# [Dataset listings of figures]
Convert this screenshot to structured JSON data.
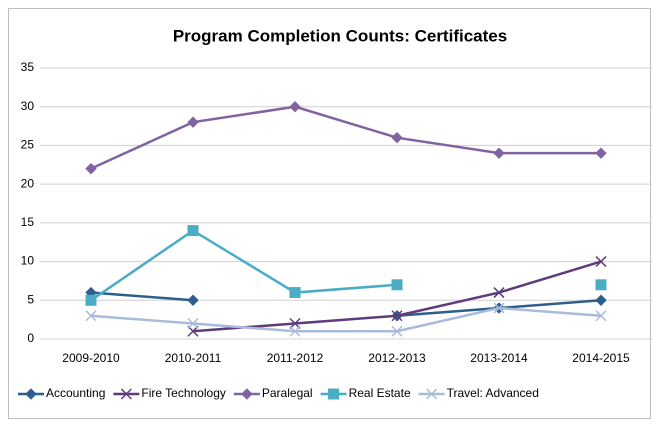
{
  "chart_data": {
    "type": "line",
    "title": "Program Completion Counts:  Certificates",
    "categories": [
      "2009-2010",
      "2010-2011",
      "2011-2012",
      "2012-2013",
      "2013-2014",
      "2014-2015"
    ],
    "series": [
      {
        "name": "Accounting",
        "color": "#2f5d8c",
        "marker": "diamond",
        "values": [
          6,
          5,
          null,
          3,
          4,
          5
        ]
      },
      {
        "name": "Fire Technology",
        "color": "#5e3b7d",
        "marker": "x",
        "values": [
          null,
          1,
          2,
          3,
          6,
          10
        ]
      },
      {
        "name": "Paralegal",
        "color": "#8064a2",
        "marker": "diamond",
        "values": [
          22,
          28,
          30,
          26,
          24,
          24
        ]
      },
      {
        "name": "Real Estate",
        "color": "#4bacc6",
        "marker": "square",
        "values": [
          5,
          14,
          6,
          7,
          null,
          7
        ]
      },
      {
        "name": "Travel: Advanced",
        "color": "#a9bbdc",
        "marker": "x",
        "values": [
          3,
          2,
          1,
          1,
          4,
          3
        ]
      }
    ],
    "ylim": [
      0,
      35
    ],
    "yticks": [
      0,
      5,
      10,
      15,
      20,
      25,
      30,
      35
    ],
    "grid": true,
    "legend": "bottom"
  }
}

# [TASK OBJECTIVE]
Leave out the pictures and transcribe everything else exactly.

# [SOLUTION]
Convert this screenshot to structured JSON data.
{
  "chart_data": {
    "type": "line",
    "title": "Program Completion Counts:  Certificates",
    "categories": [
      "2009-2010",
      "2010-2011",
      "2011-2012",
      "2012-2013",
      "2013-2014",
      "2014-2015"
    ],
    "series": [
      {
        "name": "Accounting",
        "color": "#2f5d8c",
        "marker": "diamond",
        "values": [
          6,
          5,
          null,
          3,
          4,
          5
        ]
      },
      {
        "name": "Fire Technology",
        "color": "#5e3b7d",
        "marker": "x",
        "values": [
          null,
          1,
          2,
          3,
          6,
          10
        ]
      },
      {
        "name": "Paralegal",
        "color": "#8064a2",
        "marker": "diamond",
        "values": [
          22,
          28,
          30,
          26,
          24,
          24
        ]
      },
      {
        "name": "Real Estate",
        "color": "#4bacc6",
        "marker": "square",
        "values": [
          5,
          14,
          6,
          7,
          null,
          7
        ]
      },
      {
        "name": "Travel: Advanced",
        "color": "#a9bbdc",
        "marker": "x",
        "values": [
          3,
          2,
          1,
          1,
          4,
          3
        ]
      }
    ],
    "ylim": [
      0,
      35
    ],
    "yticks": [
      0,
      5,
      10,
      15,
      20,
      25,
      30,
      35
    ],
    "grid": true,
    "legend": "bottom"
  }
}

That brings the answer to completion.